Across the entries below, how many lines contain the string "xlabel"? Give only the count.

[Start of DATA FOR THIS EXERCISE]

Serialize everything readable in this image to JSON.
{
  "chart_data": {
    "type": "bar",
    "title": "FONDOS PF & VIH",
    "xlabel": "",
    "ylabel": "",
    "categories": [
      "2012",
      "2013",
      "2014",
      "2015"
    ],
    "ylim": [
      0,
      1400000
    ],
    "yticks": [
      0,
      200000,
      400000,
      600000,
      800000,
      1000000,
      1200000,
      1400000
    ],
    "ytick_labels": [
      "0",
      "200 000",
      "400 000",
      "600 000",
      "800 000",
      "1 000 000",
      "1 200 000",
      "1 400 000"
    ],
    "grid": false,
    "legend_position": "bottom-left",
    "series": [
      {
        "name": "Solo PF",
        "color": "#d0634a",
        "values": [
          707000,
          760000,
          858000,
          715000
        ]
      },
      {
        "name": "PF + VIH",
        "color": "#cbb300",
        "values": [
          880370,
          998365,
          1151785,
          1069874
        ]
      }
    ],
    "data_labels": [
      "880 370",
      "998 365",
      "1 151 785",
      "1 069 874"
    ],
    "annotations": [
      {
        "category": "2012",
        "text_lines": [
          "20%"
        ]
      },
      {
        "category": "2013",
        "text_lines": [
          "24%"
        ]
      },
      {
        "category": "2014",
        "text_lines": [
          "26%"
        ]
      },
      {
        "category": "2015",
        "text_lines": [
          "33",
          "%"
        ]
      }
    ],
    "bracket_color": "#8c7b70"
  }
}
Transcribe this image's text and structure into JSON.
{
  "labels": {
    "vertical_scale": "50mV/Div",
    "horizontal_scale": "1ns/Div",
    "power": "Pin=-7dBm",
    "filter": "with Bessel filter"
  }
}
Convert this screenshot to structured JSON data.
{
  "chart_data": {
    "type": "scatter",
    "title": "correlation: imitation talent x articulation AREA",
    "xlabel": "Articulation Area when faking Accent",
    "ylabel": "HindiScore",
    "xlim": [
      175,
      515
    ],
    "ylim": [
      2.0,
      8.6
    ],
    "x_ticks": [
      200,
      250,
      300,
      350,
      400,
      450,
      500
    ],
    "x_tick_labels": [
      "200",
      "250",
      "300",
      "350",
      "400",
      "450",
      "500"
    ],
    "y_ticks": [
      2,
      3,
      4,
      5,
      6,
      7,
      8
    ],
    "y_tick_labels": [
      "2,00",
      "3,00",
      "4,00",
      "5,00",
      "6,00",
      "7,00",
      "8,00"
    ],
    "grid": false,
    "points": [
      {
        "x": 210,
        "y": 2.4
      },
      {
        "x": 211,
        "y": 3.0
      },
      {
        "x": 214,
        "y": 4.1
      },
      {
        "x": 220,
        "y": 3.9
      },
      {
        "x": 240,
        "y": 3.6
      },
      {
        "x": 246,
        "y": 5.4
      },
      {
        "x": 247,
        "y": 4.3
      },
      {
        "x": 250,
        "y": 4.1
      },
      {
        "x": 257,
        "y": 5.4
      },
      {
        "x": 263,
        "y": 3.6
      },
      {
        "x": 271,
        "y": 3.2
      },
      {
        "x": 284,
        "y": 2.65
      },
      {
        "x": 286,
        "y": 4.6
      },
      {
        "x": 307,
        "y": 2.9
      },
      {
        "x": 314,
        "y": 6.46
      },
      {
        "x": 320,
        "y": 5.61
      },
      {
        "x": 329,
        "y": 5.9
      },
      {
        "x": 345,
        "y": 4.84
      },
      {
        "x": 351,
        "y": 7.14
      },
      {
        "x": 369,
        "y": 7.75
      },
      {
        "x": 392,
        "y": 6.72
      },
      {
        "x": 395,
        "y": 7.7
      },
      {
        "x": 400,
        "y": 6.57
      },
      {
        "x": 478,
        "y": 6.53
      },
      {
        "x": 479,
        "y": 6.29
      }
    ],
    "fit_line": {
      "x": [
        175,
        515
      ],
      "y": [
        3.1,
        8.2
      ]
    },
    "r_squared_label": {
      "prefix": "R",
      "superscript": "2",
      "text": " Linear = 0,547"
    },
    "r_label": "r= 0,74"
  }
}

[End of DATA FOR THIS EXERCISE]

WRITTEN RESPONSE: 2